*** Input data ***

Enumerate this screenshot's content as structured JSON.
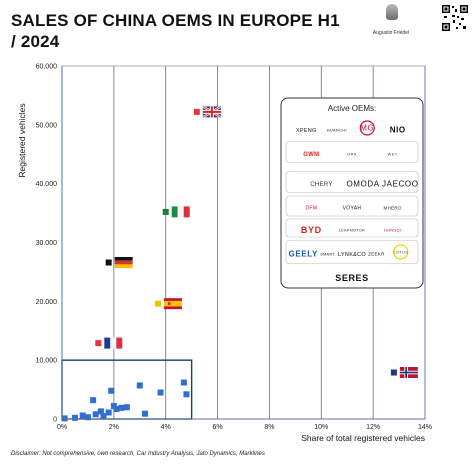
{
  "title": "SALES OF CHINA OEMS IN EUROPE H1 / 2024",
  "author": {
    "name": "Augustin Friedel",
    "avatar_icon": "person-avatar-icon",
    "qr_icon": "qr-code-icon"
  },
  "disclaimer": "Disclaimer: Not comprehensive, own research, Car Industry Analysis, Jato Dynamics, Marklines",
  "chart_data": {
    "type": "scatter",
    "title": "",
    "xlabel": "Share of total registered vehicles",
    "ylabel": "Registered vehicles",
    "xlim": [
      0,
      14
    ],
    "ylim": [
      0,
      60000
    ],
    "x_ticks": [
      0,
      2,
      4,
      6,
      8,
      10,
      12,
      14
    ],
    "x_tick_labels": [
      "0%",
      "2%",
      "4%",
      "6%",
      "8%",
      "10%",
      "12%",
      "14%"
    ],
    "y_ticks": [
      0,
      10000,
      20000,
      30000,
      40000,
      50000,
      60000
    ],
    "y_tick_labels": [
      "0",
      "10.000",
      "20.000",
      "30.000",
      "40.000",
      "50.000",
      "60.000"
    ],
    "grid": "vertical",
    "highlighted_points": [
      {
        "country": "United Kingdom",
        "flag_icon": "uk-flag-icon",
        "x": 5.2,
        "y": 52200,
        "color": "#e8343d"
      },
      {
        "country": "Italy",
        "flag_icon": "italy-flag-icon",
        "x": 4.0,
        "y": 35200,
        "color": "#1e7a3c"
      },
      {
        "country": "Germany",
        "flag_icon": "germany-flag-icon",
        "x": 1.8,
        "y": 26600,
        "color": "#111111"
      },
      {
        "country": "Spain",
        "flag_icon": "spain-flag-icon",
        "x": 3.7,
        "y": 19600,
        "color": "#f2c100"
      },
      {
        "country": "France",
        "flag_icon": "france-flag-icon",
        "x": 1.4,
        "y": 12900,
        "color": "#e8343d"
      },
      {
        "country": "Norway",
        "flag_icon": "norway-flag-icon",
        "x": 12.8,
        "y": 7900,
        "color": "#1f3b73"
      }
    ],
    "other_points_color": "#2e6fd1",
    "other_points": [
      {
        "x": 0.5,
        "y": 200
      },
      {
        "x": 0.8,
        "y": 600
      },
      {
        "x": 1.0,
        "y": 300
      },
      {
        "x": 1.3,
        "y": 800
      },
      {
        "x": 1.5,
        "y": 1300
      },
      {
        "x": 1.2,
        "y": 3200
      },
      {
        "x": 1.6,
        "y": 500
      },
      {
        "x": 1.8,
        "y": 1100
      },
      {
        "x": 1.9,
        "y": 4800
      },
      {
        "x": 2.0,
        "y": 2200
      },
      {
        "x": 2.1,
        "y": 1700
      },
      {
        "x": 2.3,
        "y": 1900
      },
      {
        "x": 2.5,
        "y": 2000
      },
      {
        "x": 3.0,
        "y": 5700
      },
      {
        "x": 3.2,
        "y": 900
      },
      {
        "x": 3.8,
        "y": 4500
      },
      {
        "x": 4.7,
        "y": 6200
      },
      {
        "x": 4.8,
        "y": 4200
      },
      {
        "x": 0.1,
        "y": 100
      }
    ],
    "zoom_box": {
      "x0": 0,
      "x1": 5,
      "y0": 0,
      "y1": 10000,
      "color": "#1f3b73"
    },
    "legend": {
      "position": "top-right",
      "title": "Active OEMs:",
      "rows": [
        [
          "XPENG",
          "HUANCHI",
          "MG",
          "NIO"
        ],
        [
          "GWM",
          "ORA",
          "WEY"
        ],
        [
          "CHERY",
          "OMODA JAECOO"
        ],
        [
          "DFM",
          "VOYAH",
          "MHERO"
        ],
        [
          "BYD",
          "LEAPMOTOR",
          "HONGQI"
        ],
        [
          "GEELY",
          "SMART",
          "LYNK&CO",
          "ZEEKR",
          "LOTUS"
        ],
        [
          "SERES"
        ]
      ]
    }
  }
}
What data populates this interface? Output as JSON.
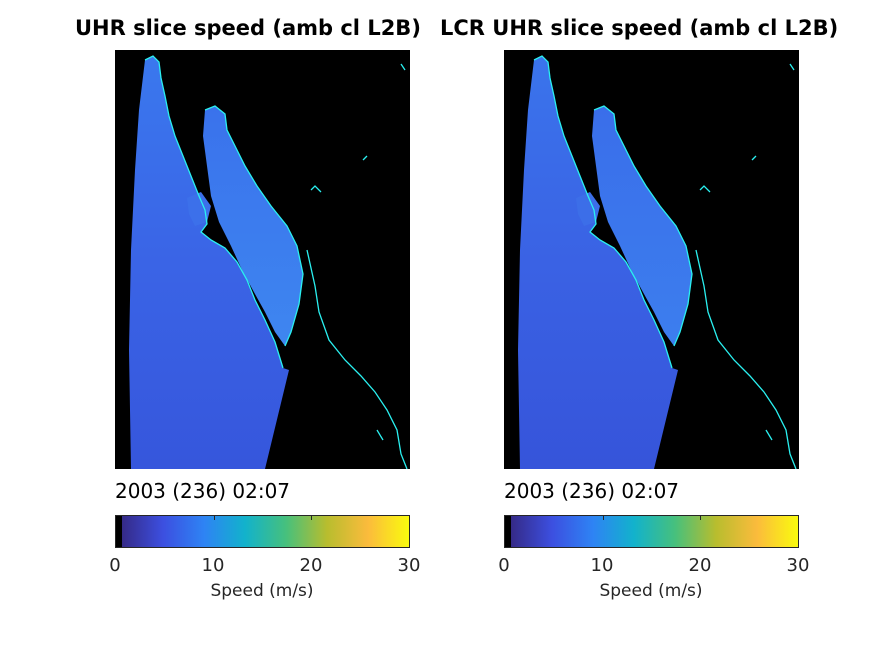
{
  "colormap": {
    "stops": [
      "#000000",
      "#352a87",
      "#3c4fe0",
      "#2e83f4",
      "#12b2cc",
      "#46c07d",
      "#b8bd2e",
      "#fbbb3c",
      "#f9fb0e"
    ],
    "speed_min": 0,
    "speed_max": 30
  },
  "panels": [
    {
      "title": "UHR slice speed (amb cl L2B)",
      "timestamp": "2003 (236) 02:07",
      "colorbar": {
        "ticks": [
          "0",
          "10",
          "20",
          "30"
        ],
        "label": "Speed (m/s)"
      }
    },
    {
      "title": "LCR UHR slice speed (amb cl L2B)",
      "timestamp": "2003 (236) 02:07",
      "colorbar": {
        "ticks": [
          "0",
          "10",
          "20",
          "30"
        ],
        "label": "Speed (m/s)"
      }
    }
  ]
}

***

Written request: Count the lines in the records above that contain the word "title", and give only that number.

The response: 5